**Requirement**:
Look through the data and write out every line with the word "INFORMATION" in it.
═══
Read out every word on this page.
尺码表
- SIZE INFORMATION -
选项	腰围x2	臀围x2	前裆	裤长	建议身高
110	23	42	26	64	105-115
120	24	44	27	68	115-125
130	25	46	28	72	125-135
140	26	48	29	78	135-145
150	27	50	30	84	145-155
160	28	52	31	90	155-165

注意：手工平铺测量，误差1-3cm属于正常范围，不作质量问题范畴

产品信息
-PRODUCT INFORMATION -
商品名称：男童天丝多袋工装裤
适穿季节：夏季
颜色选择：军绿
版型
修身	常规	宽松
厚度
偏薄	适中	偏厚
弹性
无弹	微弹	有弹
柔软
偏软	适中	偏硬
═══
**Exercise response**:
- SIZE INFORMATION -
-PRODUCT INFORMATION -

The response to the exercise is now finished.